===== Stored rows

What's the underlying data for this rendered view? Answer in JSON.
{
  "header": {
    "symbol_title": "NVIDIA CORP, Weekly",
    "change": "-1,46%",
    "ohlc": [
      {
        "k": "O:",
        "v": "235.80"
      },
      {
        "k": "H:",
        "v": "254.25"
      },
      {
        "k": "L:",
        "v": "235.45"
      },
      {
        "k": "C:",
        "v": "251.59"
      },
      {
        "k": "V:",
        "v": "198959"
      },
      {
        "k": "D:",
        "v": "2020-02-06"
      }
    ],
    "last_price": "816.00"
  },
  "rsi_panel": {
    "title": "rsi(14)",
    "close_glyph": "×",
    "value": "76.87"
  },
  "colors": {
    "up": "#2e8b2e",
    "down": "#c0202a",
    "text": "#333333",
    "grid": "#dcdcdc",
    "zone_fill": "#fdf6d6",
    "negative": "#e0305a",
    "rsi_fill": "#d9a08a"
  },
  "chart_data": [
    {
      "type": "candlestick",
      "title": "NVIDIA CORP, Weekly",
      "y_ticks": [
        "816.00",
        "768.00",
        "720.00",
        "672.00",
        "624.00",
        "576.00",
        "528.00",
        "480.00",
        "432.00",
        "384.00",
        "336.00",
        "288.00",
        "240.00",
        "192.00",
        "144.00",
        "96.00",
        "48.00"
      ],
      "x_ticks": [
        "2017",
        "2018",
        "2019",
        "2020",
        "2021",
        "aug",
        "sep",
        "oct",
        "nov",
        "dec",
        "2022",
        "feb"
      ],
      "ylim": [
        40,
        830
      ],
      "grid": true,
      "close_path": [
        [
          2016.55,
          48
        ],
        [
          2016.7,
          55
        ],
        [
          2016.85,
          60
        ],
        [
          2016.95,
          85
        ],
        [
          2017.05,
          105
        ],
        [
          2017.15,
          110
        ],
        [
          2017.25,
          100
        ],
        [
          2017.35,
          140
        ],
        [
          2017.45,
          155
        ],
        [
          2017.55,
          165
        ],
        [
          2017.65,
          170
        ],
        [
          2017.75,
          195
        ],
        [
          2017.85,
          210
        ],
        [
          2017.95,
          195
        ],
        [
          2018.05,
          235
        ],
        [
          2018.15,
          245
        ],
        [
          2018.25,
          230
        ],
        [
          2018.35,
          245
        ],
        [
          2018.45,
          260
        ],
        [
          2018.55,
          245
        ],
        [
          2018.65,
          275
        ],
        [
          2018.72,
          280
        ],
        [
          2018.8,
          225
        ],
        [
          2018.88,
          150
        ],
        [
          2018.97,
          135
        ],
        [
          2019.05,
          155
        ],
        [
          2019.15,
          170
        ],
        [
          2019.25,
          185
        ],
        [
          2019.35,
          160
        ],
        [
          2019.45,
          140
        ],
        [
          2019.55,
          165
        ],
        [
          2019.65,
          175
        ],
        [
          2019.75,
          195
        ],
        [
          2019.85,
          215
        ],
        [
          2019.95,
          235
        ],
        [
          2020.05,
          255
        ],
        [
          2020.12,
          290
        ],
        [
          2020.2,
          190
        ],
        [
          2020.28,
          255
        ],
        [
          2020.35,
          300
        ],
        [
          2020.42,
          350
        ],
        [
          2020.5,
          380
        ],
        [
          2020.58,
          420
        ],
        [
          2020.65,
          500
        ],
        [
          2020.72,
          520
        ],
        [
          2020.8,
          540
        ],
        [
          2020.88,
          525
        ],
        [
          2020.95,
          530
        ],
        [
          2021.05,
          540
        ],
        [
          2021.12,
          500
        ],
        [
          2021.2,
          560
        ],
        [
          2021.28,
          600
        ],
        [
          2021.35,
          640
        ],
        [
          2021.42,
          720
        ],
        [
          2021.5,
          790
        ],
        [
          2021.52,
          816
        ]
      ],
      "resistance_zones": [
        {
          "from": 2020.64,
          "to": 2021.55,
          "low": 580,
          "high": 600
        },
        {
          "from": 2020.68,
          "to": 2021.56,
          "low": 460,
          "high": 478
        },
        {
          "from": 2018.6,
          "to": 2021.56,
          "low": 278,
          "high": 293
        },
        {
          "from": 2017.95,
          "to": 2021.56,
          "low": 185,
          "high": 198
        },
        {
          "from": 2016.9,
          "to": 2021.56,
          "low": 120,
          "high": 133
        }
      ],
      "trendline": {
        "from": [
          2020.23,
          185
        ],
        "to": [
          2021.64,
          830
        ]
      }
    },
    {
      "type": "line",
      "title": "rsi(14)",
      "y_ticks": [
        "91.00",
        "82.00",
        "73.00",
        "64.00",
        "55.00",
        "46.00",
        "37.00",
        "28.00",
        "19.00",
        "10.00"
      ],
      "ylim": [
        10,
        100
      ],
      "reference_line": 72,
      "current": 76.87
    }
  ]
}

==========

• [Job] List all lines holding the string "CORP".

• [Answer to the exercise]
    "symbol_title": "NVIDIA CORP, Weekly",
      "title": "NVIDIA CORP, Weekly",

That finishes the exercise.